[The data]
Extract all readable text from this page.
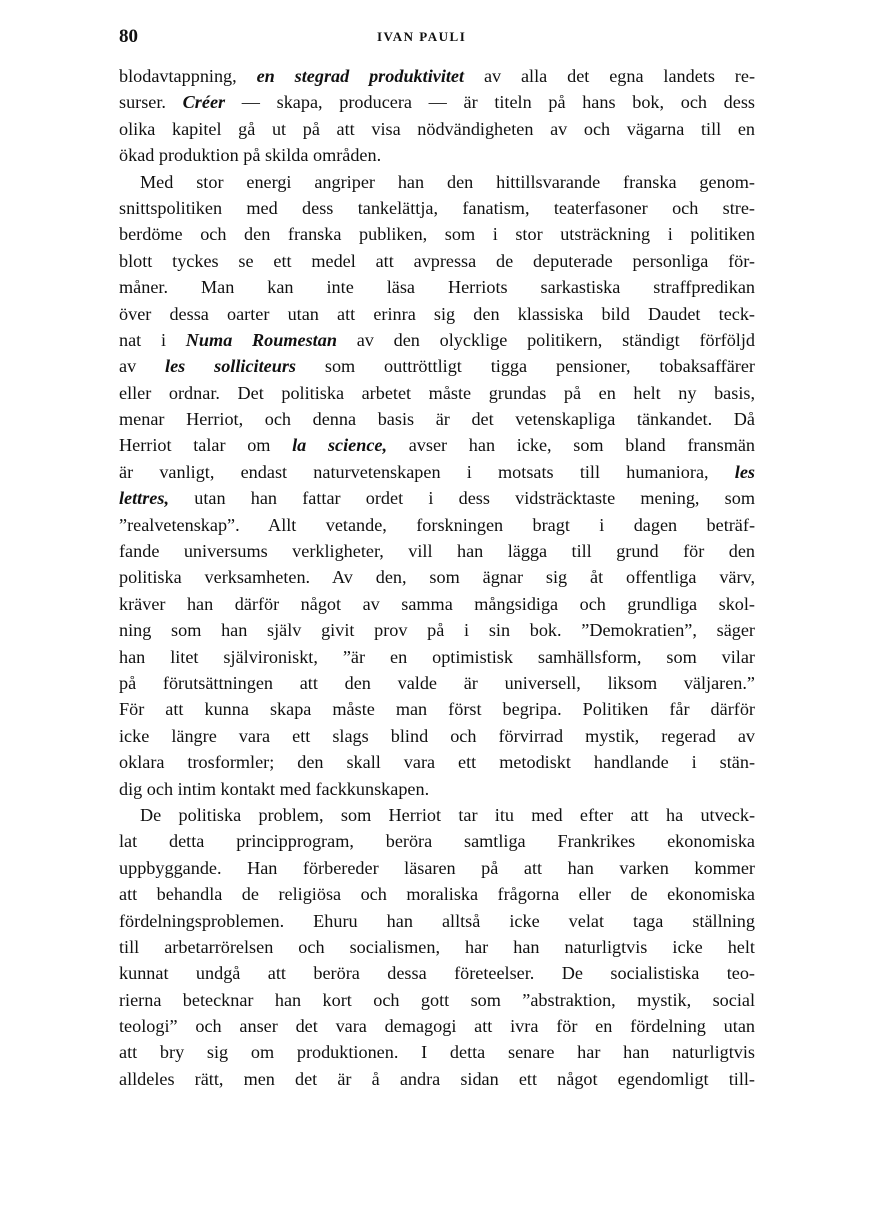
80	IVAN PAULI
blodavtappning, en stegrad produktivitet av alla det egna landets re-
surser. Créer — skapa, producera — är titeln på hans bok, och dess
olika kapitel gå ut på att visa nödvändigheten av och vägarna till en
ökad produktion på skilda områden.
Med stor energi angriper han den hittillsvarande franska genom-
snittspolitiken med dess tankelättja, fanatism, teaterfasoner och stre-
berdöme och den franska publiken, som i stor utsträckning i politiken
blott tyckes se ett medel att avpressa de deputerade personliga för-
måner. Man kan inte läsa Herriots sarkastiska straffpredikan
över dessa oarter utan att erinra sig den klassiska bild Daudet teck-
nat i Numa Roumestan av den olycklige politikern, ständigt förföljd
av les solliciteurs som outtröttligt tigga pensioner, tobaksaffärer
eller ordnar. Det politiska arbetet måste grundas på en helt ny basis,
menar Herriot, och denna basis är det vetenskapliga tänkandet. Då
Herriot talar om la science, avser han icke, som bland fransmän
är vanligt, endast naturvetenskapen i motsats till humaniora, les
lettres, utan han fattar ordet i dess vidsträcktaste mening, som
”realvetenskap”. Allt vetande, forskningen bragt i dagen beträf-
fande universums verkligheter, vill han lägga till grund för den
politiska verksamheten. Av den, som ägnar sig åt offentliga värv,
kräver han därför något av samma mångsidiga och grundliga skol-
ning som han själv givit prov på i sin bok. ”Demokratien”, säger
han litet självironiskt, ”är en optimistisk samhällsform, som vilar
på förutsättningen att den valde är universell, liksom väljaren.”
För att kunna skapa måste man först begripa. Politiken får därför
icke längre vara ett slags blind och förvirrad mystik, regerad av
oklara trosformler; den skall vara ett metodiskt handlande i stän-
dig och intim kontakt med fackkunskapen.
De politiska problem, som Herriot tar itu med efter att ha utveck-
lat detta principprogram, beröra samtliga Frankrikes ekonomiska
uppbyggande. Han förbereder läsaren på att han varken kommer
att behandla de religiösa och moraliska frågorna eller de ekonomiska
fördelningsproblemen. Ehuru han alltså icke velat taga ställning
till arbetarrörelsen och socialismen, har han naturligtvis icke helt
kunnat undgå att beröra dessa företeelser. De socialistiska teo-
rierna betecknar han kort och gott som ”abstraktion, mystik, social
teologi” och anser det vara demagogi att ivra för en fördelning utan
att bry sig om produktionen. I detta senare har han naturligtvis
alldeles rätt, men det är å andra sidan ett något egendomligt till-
[/The data]
[The data]
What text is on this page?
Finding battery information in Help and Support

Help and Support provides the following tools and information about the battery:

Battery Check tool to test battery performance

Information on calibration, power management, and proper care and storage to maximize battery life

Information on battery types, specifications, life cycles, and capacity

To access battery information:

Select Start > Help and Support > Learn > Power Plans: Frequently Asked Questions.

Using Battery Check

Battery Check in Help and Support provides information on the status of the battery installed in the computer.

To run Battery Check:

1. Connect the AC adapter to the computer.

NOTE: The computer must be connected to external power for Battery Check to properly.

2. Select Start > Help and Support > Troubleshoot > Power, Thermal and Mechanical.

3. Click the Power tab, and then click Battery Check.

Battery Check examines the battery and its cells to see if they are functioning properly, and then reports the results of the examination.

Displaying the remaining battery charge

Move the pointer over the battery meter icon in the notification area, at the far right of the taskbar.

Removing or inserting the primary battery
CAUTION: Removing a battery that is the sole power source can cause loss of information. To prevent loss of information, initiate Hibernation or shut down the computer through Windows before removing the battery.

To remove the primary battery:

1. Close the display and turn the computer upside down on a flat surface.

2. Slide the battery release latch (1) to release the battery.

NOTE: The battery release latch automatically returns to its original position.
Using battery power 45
[/The data]
Using the records above, give the number of lines in which the word "beröra" occurs, and nothing else.

_Result of the exercise_
2